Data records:
——————————
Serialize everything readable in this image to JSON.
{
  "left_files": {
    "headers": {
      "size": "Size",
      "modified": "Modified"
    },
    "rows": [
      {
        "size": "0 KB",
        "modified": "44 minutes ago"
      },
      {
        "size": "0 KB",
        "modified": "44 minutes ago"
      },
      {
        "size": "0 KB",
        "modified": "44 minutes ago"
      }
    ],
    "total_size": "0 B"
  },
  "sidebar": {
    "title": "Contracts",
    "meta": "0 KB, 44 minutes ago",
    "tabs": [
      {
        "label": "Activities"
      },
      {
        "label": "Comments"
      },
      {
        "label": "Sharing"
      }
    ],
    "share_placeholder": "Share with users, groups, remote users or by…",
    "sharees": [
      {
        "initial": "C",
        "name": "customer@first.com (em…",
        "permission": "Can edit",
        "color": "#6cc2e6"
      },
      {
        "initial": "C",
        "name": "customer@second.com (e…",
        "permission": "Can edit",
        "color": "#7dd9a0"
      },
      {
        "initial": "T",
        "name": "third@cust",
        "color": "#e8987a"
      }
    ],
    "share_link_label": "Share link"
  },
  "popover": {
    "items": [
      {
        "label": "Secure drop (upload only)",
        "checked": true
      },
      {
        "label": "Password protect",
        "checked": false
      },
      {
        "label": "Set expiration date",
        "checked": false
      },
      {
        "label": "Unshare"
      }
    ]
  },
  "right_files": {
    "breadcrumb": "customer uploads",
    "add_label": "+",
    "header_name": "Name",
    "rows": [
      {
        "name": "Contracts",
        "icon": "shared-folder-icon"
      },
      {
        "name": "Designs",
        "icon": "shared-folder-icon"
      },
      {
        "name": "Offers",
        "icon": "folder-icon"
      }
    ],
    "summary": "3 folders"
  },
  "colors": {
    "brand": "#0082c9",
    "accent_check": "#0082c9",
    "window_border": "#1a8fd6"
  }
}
——————————
#### [SET TASK]
Tally how many lines in the material above hold the word "customer". Write only that number.

#### [RESPONSE BELOW]
3